• _WHAT NEEDS TO BE DONE_
Please pull out every line that includes the string "Carolina".

— start RECORDS —

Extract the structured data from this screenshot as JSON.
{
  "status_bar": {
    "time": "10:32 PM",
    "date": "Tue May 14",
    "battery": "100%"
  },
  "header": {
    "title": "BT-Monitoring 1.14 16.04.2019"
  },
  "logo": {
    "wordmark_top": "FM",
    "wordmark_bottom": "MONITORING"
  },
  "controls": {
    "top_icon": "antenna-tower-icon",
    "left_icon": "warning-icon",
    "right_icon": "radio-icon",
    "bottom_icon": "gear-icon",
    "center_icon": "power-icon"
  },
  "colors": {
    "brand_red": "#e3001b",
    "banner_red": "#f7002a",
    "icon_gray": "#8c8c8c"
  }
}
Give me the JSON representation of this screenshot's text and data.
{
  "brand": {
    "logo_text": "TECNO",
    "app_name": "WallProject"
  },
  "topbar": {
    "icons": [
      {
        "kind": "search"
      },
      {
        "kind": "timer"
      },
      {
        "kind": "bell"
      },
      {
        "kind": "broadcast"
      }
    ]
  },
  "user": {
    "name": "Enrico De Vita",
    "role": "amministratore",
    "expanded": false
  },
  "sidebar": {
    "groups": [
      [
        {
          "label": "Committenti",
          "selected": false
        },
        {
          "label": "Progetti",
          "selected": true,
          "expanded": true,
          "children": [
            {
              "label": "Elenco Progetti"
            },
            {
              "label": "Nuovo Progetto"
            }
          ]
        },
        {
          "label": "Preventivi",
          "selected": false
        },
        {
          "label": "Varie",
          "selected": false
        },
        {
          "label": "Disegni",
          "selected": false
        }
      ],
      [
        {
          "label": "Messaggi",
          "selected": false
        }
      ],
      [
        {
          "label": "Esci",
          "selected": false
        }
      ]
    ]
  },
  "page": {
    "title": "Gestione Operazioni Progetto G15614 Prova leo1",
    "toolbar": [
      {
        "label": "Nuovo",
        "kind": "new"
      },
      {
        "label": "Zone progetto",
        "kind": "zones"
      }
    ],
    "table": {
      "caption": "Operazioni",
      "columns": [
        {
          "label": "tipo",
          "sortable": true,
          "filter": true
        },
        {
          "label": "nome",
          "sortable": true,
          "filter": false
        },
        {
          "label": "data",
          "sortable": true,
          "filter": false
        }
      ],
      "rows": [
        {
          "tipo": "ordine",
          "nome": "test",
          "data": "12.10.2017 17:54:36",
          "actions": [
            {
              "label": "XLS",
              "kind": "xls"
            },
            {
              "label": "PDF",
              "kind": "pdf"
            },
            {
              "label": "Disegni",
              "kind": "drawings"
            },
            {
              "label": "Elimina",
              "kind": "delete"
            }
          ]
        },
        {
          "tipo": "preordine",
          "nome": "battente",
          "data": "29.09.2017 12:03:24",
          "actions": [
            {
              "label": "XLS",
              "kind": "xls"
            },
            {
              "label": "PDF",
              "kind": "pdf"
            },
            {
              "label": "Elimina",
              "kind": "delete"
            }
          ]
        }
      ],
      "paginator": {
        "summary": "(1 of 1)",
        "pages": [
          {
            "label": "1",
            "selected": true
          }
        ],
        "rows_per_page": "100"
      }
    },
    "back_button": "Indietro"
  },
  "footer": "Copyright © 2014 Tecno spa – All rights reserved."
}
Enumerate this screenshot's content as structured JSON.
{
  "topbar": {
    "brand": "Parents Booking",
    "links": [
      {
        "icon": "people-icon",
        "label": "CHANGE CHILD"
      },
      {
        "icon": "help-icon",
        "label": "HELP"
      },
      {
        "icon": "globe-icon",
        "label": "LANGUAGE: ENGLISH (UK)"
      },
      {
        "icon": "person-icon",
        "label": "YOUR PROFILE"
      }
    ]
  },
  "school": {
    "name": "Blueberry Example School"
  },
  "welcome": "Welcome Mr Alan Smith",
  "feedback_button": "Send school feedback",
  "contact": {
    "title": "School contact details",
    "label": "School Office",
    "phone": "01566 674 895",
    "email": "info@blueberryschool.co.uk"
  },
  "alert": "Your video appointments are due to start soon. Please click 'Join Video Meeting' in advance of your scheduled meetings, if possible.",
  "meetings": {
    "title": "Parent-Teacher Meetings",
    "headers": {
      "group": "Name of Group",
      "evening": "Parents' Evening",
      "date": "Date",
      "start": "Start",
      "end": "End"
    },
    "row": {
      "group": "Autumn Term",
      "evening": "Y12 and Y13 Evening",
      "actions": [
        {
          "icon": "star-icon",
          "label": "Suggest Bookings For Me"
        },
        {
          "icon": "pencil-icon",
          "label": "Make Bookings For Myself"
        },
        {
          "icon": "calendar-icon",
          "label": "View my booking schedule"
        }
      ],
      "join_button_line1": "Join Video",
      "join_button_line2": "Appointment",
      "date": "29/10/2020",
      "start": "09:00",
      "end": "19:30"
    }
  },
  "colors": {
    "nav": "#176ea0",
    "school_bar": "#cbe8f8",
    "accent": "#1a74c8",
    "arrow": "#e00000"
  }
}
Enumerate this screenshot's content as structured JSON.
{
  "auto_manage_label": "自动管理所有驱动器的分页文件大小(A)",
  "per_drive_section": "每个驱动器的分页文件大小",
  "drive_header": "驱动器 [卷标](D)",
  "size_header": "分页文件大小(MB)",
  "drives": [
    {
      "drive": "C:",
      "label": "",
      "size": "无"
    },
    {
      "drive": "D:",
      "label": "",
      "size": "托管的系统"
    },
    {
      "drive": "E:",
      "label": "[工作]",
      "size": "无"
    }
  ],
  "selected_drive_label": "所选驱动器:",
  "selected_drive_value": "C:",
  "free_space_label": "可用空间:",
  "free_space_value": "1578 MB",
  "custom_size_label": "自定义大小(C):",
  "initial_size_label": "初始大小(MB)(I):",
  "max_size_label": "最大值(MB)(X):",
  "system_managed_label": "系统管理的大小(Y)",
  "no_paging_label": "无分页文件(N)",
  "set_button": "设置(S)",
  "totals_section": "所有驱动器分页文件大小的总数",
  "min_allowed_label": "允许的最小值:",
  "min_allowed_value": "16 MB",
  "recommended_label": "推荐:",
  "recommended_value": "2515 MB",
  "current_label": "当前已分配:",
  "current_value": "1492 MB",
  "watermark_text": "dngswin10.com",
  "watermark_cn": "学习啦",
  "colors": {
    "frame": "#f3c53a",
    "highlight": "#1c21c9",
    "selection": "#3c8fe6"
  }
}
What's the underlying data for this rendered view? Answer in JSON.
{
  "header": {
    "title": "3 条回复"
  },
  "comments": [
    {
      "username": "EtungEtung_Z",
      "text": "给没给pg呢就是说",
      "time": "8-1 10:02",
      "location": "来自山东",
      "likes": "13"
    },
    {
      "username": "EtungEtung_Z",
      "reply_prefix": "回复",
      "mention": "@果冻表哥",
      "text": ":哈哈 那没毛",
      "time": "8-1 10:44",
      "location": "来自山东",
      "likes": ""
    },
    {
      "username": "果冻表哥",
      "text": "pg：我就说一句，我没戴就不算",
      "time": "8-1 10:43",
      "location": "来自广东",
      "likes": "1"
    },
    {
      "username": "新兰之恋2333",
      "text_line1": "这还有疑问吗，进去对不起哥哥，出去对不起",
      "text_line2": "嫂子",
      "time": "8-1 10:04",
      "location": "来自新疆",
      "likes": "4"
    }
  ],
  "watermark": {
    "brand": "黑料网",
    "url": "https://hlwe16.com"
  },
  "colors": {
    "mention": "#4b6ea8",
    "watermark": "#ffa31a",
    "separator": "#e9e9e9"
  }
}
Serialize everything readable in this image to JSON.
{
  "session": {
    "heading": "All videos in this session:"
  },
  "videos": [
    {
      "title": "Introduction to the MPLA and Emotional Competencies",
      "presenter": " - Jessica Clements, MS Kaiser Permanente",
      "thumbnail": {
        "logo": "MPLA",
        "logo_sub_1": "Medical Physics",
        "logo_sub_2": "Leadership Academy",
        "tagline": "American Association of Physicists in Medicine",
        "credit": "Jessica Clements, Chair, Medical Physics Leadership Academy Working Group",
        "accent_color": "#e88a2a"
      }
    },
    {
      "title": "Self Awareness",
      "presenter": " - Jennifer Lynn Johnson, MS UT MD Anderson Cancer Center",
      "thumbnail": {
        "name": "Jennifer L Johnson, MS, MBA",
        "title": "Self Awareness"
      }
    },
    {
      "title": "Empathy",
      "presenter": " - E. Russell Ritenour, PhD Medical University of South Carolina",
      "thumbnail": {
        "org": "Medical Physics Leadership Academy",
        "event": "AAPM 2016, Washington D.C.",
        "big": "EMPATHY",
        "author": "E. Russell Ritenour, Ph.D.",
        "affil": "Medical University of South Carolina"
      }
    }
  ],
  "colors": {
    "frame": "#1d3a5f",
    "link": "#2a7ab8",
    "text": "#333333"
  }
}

— end RECORDS —

• _FINISHED TASK_
      "presenter": " - E. Russell Ritenour, PhD Medical University of South Carolina",
        "affil": "Medical University of South Carolina"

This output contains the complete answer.